### EXERCISE TASK
Copy the material below word for word.

### EXTRACTED RECORDS
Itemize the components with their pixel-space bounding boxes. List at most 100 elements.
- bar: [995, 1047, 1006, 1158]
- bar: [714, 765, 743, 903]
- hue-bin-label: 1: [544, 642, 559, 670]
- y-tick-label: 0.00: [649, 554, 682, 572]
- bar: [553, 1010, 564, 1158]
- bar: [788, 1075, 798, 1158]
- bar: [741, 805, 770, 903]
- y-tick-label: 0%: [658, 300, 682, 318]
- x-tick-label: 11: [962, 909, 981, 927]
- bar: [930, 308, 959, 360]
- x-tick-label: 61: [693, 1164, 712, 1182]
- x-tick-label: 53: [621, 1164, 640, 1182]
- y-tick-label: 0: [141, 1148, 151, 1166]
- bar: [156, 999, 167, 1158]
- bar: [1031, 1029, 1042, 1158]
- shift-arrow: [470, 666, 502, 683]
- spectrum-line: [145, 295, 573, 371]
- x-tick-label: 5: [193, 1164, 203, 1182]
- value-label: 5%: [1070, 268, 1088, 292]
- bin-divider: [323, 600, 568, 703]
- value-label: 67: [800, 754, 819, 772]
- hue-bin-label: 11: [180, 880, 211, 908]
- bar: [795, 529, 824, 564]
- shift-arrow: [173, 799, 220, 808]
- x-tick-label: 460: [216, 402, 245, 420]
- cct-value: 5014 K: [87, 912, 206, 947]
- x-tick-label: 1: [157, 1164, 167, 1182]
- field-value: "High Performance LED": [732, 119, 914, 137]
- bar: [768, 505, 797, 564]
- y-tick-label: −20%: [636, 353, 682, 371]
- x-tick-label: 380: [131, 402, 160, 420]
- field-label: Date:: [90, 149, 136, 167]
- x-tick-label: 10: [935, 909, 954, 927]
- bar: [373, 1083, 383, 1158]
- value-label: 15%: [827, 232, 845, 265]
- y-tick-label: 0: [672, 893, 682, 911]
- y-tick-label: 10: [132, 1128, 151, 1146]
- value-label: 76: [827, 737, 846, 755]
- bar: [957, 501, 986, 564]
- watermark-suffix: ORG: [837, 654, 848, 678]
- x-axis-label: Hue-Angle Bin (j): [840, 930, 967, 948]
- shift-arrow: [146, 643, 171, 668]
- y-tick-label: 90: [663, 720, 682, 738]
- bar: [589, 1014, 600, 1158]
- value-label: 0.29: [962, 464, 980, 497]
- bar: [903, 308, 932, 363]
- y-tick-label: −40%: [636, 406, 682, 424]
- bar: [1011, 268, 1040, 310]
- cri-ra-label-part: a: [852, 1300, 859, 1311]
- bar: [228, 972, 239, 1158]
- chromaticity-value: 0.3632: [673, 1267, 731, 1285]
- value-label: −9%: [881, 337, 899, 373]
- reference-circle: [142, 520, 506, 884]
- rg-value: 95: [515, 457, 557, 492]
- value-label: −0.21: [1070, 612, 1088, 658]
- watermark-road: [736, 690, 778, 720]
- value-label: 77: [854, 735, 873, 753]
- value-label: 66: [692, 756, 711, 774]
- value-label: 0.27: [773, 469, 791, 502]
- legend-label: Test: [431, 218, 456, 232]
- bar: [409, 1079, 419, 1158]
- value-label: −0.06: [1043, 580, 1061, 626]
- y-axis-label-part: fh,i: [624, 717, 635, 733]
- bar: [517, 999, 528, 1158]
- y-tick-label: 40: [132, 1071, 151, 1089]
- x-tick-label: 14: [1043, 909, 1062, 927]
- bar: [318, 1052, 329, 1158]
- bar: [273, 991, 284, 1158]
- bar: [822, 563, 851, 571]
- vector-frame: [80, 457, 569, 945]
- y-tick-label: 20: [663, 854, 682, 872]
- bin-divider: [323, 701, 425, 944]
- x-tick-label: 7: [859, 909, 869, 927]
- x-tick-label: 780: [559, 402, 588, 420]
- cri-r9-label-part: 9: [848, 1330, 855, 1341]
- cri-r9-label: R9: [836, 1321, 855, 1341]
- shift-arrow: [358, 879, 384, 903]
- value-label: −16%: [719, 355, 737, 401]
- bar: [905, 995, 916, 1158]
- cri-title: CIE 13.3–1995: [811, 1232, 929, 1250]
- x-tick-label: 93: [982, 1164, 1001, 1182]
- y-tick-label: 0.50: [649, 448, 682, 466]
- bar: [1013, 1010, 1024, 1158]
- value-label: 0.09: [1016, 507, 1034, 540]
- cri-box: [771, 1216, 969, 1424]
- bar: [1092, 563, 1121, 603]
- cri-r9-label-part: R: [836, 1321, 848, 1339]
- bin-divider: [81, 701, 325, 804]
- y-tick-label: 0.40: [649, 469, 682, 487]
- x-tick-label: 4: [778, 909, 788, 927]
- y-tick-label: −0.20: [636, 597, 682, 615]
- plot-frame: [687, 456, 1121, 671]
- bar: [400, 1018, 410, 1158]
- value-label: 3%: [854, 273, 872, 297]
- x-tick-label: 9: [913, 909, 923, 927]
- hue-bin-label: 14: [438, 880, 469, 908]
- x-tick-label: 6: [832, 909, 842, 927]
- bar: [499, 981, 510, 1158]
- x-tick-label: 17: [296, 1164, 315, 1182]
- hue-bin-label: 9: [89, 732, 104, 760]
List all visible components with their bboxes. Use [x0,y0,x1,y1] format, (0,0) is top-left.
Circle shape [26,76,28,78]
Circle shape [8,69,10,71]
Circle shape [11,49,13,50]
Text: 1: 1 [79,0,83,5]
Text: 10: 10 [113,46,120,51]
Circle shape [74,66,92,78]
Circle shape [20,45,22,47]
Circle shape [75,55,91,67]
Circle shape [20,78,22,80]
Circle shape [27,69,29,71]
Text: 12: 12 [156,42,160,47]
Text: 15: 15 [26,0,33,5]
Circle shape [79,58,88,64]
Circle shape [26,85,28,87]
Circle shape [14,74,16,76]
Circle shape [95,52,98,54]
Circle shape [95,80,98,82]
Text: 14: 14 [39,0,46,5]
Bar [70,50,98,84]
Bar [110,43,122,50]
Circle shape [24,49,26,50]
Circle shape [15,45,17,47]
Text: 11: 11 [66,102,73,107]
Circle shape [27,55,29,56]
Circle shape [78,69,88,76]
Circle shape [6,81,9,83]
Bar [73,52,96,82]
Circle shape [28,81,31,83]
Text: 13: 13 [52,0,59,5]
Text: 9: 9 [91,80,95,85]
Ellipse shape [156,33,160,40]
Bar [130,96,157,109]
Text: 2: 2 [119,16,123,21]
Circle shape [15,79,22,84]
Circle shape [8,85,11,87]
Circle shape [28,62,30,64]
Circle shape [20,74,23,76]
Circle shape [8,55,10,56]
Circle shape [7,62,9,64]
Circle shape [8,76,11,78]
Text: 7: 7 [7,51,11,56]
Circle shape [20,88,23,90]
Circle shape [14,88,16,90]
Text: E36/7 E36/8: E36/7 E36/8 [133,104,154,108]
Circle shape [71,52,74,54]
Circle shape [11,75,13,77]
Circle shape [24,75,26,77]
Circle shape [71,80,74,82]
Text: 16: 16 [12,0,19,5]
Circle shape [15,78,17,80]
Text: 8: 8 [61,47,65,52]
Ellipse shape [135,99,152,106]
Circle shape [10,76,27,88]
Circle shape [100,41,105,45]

### RESULT OF THIS EXERCISE
Itemize the components with their pixel-space bounding boxes. List at most 100 elements.
- bar: [995, 1047, 1006, 1158]
- bar: [714, 765, 743, 903]
- hue-bin-label: 1: [544, 642, 559, 670]
- y-tick-label: 0.00: [649, 554, 682, 572]
- bar: [553, 1010, 564, 1158]
- bar: [788, 1075, 798, 1158]
- bar: [741, 805, 770, 903]
- y-tick-label: 0%: [658, 300, 682, 318]
- x-tick-label: 11: [962, 909, 981, 927]
- bar: [930, 308, 959, 360]
- x-tick-label: 61: [693, 1164, 712, 1182]
- x-tick-label: 53: [621, 1164, 640, 1182]
- y-tick-label: 0: [141, 1148, 151, 1166]
- bar: [156, 999, 167, 1158]
- bar: [1031, 1029, 1042, 1158]
- shift-arrow: [470, 666, 502, 683]
- spectrum-line: [145, 295, 573, 371]
- x-tick-label: 5: [193, 1164, 203, 1182]
- value-label: 5%: [1070, 268, 1088, 292]
- bin-divider: [323, 600, 568, 703]
- value-label: 67: [800, 754, 819, 772]
- hue-bin-label: 11: [180, 880, 211, 908]
- bar: [795, 529, 824, 564]
- shift-arrow: [173, 799, 220, 808]
- x-tick-label: 460: [216, 402, 245, 420]
- cct-value: 5014 K: [87, 912, 206, 947]
- x-tick-label: 1: [157, 1164, 167, 1182]
- field-value: "High Performance LED": [732, 119, 914, 137]
- bar: [768, 505, 797, 564]
- y-tick-label: −20%: [636, 353, 682, 371]
- x-tick-label: 380: [131, 402, 160, 420]
- field-label: Date:: [90, 149, 136, 167]
- x-tick-label: 10: [935, 909, 954, 927]
- bar: [373, 1083, 383, 1158]
- value-label: 15%: [827, 232, 845, 265]
- y-tick-label: 0: [672, 893, 682, 911]
- y-tick-label: 10: [132, 1128, 151, 1146]
- value-label: 76: [827, 737, 846, 755]
- bar: [957, 501, 986, 564]
- watermark-suffix: ORG: [837, 654, 848, 678]
- x-axis-label: Hue-Angle Bin (j): [840, 930, 967, 948]
- shift-arrow: [146, 643, 171, 668]
- y-tick-label: 90: [663, 720, 682, 738]
- bar: [589, 1014, 600, 1158]
- value-label: 0.29: [962, 464, 980, 497]
- bar: [903, 308, 932, 363]
- y-tick-label: −40%: [636, 406, 682, 424]
- bar: [1011, 268, 1040, 310]
- cri-ra-label-part: a: [852, 1300, 859, 1311]
- bar: [228, 972, 239, 1158]
- chromaticity-value: 0.3632: [673, 1267, 731, 1285]
- value-label: −9%: [881, 337, 899, 373]
- reference-circle: [142, 520, 506, 884]
- rg-value: 95: [515, 457, 557, 492]
- value-label: −0.21: [1070, 612, 1088, 658]
- watermark-road: [736, 690, 778, 720]
- value-label: 77: [854, 735, 873, 753]
- value-label: 66: [692, 756, 711, 774]
- value-label: 0.27: [773, 469, 791, 502]
- legend-label: Test: [431, 218, 456, 232]
- bar: [409, 1079, 419, 1158]
- value-label: −0.06: [1043, 580, 1061, 626]
- y-axis-label-part: fh,i: [624, 717, 635, 733]
- bar: [517, 999, 528, 1158]
- y-tick-label: 40: [132, 1071, 151, 1089]
- x-tick-label: 14: [1043, 909, 1062, 927]
- bar: [318, 1052, 329, 1158]
- bar: [273, 991, 284, 1158]
- bar: [822, 563, 851, 571]
- vector-frame: [80, 457, 569, 945]
- y-tick-label: 20: [663, 854, 682, 872]
- bin-divider: [323, 701, 425, 944]
- x-tick-label: 7: [859, 909, 869, 927]
- x-tick-label: 780: [559, 402, 588, 420]
- cri-r9-label-part: 9: [848, 1330, 855, 1341]
- cri-r9-label: R9: [836, 1321, 855, 1341]
- shift-arrow: [358, 879, 384, 903]
- value-label: −16%: [719, 355, 737, 401]
- bar: [905, 995, 916, 1158]
- cri-title: CIE 13.3–1995: [811, 1232, 929, 1250]
- x-tick-label: 93: [982, 1164, 1001, 1182]
- y-tick-label: 0.50: [649, 448, 682, 466]
- bar: [1013, 1010, 1024, 1158]
- value-label: 0.09: [1016, 507, 1034, 540]
- cri-box: [771, 1216, 969, 1424]
- bar: [1092, 563, 1121, 603]
- cri-r9-label-part: R: [836, 1321, 848, 1339]
- bin-divider: [81, 701, 325, 804]
- y-tick-label: 0.40: [649, 469, 682, 487]
- x-tick-label: 4: [778, 909, 788, 927]
- y-tick-label: −0.20: [636, 597, 682, 615]
- plot-frame: [687, 456, 1121, 671]
- bar: [400, 1018, 410, 1158]
- value-label: 3%: [854, 273, 872, 297]
- x-tick-label: 9: [913, 909, 923, 927]
- hue-bin-label: 14: [438, 880, 469, 908]
- x-tick-label: 6: [832, 909, 842, 927]
- bar: [499, 981, 510, 1158]
- x-tick-label: 17: [296, 1164, 315, 1182]
- hue-bin-label: 9: [89, 732, 104, 760]
List all visible components with their bboxes. Use [x0,y0,x1,y1] format, (0,0) is top-left.
Circle shape [26,76,28,78]
Circle shape [8,69,10,71]
Circle shape [11,49,13,50]
Text: 1: 1 [79,0,83,5]
Text: 10: 10 [113,46,120,51]
Circle shape [74,66,92,78]
Circle shape [20,45,22,47]
Circle shape [75,55,91,67]
Circle shape [20,78,22,80]
Circle shape [27,69,29,71]
Text: 12: 12 [156,42,160,47]
Text: 15: 15 [26,0,33,5]
Circle shape [79,58,88,64]
Circle shape [26,85,28,87]
Circle shape [14,74,16,76]
Circle shape [95,52,98,54]
Circle shape [95,80,98,82]
Text: 14: 14 [39,0,46,5]
Bar [70,50,98,84]
Bar [110,43,122,50]
Circle shape [24,49,26,50]
Circle shape [15,45,17,47]
Text: 11: 11 [66,102,73,107]
Circle shape [27,55,29,56]
Circle shape [78,69,88,76]
Circle shape [6,81,9,83]
Bar [73,52,96,82]
Circle shape [28,81,31,83]
Text: 13: 13 [52,0,59,5]
Text: 9: 9 [91,80,95,85]
Ellipse shape [156,33,160,40]
Bar [130,96,157,109]
Text: 2: 2 [119,16,123,21]
Circle shape [15,79,22,84]
Circle shape [8,85,11,87]
Circle shape [28,62,30,64]
Circle shape [20,74,23,76]
Circle shape [8,55,10,56]
Circle shape [7,62,9,64]
Circle shape [8,76,11,78]
Text: 7: 7 [7,51,11,56]
Circle shape [20,88,23,90]
Circle shape [14,88,16,90]
Text: E36/7 E36/8: E36/7 E36/8 [133,104,154,108]
Circle shape [71,52,74,54]
Circle shape [11,75,13,77]
Circle shape [24,75,26,77]
Circle shape [71,80,74,82]
Text: 16: 16 [12,0,19,5]
Circle shape [15,78,17,80]
Text: 8: 8 [61,47,65,52]
Ellipse shape [135,99,152,106]
Circle shape [10,76,27,88]
Circle shape [100,41,105,45]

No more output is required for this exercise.